EXERCISE OBJECTIVE —
Reproduce all of the listing below without alteration.

◆ ◆ ◆

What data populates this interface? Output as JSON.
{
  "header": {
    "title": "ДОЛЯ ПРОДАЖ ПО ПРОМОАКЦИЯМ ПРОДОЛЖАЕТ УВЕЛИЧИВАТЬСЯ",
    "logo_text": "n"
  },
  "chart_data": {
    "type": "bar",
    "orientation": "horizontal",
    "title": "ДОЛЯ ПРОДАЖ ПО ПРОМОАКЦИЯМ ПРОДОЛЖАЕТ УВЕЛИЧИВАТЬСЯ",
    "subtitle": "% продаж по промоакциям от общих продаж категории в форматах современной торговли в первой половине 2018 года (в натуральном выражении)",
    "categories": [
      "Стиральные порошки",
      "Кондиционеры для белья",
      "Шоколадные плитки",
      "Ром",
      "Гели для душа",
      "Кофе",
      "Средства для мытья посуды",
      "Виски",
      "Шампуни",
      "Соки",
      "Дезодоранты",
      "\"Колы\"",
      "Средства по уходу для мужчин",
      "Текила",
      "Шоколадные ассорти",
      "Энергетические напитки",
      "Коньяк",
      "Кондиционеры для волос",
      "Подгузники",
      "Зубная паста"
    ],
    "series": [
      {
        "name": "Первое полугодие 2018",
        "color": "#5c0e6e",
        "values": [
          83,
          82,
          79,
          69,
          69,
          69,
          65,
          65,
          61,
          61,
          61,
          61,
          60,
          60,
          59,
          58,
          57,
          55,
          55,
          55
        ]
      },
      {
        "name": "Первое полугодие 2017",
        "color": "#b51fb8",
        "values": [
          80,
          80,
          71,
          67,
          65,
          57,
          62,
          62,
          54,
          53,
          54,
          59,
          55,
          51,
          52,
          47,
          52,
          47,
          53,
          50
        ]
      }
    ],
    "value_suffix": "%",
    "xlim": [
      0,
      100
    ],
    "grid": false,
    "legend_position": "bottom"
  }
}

◆ ◆ ◆

RESPONSE TO THE EXERCISE —
What data populates this interface? Output as JSON.
{
  "header": {
    "title": "ДОЛЯ ПРОДАЖ ПО ПРОМОАКЦИЯМ ПРОДОЛЖАЕТ УВЕЛИЧИВАТЬСЯ",
    "logo_text": "n"
  },
  "chart_data": {
    "type": "bar",
    "orientation": "horizontal",
    "title": "ДОЛЯ ПРОДАЖ ПО ПРОМОАКЦИЯМ ПРОДОЛЖАЕТ УВЕЛИЧИВАТЬСЯ",
    "subtitle": "% продаж по промоакциям от общих продаж категории в форматах современной торговли в первой половине 2018 года (в натуральном выражении)",
    "categories": [
      "Стиральные порошки",
      "Кондиционеры для белья",
      "Шоколадные плитки",
      "Ром",
      "Гели для душа",
      "Кофе",
      "Средства для мытья посуды",
      "Виски",
      "Шампуни",
      "Соки",
      "Дезодоранты",
      "\"Колы\"",
      "Средства по уходу для мужчин",
      "Текила",
      "Шоколадные ассорти",
      "Энергетические напитки",
      "Коньяк",
      "Кондиционеры для волос",
      "Подгузники",
      "Зубная паста"
    ],
    "series": [
      {
        "name": "Первое полугодие 2018",
        "color": "#5c0e6e",
        "values": [
          83,
          82,
          79,
          69,
          69,
          69,
          65,
          65,
          61,
          61,
          61,
          61,
          60,
          60,
          59,
          58,
          57,
          55,
          55,
          55
        ]
      },
      {
        "name": "Первое полугодие 2017",
        "color": "#b51fb8",
        "values": [
          80,
          80,
          71,
          67,
          65,
          57,
          62,
          62,
          54,
          53,
          54,
          59,
          55,
          51,
          52,
          47,
          52,
          47,
          53,
          50
        ]
      }
    ],
    "value_suffix": "%",
    "xlim": [
      0,
      100
    ],
    "grid": false,
    "legend_position": "bottom"
  }
}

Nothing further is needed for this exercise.